Collect each line of the records containing the string "help".

** Start Provided data **

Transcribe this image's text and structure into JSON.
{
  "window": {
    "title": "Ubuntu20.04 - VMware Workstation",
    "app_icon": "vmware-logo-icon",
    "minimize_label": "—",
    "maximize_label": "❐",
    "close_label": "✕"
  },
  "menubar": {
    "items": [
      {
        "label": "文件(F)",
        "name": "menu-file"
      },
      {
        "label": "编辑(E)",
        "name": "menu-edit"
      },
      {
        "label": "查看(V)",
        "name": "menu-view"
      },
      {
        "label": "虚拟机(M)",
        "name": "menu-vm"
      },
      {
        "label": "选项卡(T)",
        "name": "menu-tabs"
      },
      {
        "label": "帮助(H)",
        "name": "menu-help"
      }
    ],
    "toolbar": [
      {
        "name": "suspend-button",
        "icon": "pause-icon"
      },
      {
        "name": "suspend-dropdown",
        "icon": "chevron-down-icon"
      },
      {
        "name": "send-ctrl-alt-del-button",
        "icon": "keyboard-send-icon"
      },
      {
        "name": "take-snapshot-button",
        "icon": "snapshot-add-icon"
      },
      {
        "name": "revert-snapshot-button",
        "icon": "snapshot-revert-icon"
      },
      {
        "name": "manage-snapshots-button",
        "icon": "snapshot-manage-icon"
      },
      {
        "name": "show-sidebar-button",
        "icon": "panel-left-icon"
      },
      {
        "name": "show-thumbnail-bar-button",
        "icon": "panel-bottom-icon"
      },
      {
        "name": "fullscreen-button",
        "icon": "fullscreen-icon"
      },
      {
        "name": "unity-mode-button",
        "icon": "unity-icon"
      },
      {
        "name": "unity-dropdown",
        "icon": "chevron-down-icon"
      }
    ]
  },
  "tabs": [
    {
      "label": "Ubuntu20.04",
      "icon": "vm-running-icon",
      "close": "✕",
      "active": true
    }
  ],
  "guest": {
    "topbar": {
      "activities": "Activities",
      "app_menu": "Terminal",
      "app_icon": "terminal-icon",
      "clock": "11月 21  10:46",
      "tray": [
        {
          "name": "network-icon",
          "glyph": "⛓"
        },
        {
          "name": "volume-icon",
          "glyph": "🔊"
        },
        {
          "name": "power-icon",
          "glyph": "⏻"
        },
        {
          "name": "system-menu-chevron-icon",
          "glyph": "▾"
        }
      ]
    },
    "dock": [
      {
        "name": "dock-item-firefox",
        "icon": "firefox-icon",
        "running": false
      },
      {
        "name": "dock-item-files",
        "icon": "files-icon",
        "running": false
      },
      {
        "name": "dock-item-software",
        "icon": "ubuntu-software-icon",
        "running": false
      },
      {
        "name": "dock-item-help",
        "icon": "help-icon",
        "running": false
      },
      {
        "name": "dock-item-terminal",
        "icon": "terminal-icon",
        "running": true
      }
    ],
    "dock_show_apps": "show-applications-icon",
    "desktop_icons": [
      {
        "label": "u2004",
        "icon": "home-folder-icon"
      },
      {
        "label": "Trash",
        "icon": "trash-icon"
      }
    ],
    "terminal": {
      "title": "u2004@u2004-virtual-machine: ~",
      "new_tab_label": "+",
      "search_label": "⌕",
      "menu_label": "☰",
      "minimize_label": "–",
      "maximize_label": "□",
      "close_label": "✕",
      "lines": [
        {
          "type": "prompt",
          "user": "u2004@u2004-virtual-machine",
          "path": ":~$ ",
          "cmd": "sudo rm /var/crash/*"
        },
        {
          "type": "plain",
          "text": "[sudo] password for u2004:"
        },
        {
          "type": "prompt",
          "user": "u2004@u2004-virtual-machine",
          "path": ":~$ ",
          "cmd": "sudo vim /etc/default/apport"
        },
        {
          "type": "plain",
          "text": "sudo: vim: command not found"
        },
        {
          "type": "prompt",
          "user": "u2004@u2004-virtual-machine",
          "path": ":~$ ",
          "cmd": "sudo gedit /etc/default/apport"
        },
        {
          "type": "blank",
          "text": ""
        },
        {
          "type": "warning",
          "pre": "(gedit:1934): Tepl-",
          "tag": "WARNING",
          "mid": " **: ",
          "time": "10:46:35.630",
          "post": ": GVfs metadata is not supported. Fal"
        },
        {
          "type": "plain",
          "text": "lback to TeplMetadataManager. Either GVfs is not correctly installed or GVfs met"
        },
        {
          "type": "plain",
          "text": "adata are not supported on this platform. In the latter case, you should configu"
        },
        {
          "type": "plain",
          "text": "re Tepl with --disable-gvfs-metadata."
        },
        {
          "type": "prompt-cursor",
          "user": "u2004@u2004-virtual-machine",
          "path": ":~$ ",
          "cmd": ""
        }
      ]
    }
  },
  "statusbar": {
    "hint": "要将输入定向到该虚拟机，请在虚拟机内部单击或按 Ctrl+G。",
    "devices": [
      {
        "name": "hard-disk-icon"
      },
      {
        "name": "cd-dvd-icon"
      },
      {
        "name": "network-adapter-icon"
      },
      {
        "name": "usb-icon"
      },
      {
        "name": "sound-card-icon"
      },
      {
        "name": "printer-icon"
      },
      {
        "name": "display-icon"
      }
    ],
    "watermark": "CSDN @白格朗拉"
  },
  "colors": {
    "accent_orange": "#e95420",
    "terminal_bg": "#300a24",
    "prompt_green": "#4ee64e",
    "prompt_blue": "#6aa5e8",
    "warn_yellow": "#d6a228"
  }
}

** End Provided data **

◆ **Written answer**:
        "name": "menu-help"
        "name": "dock-item-help",
        "icon": "help-icon",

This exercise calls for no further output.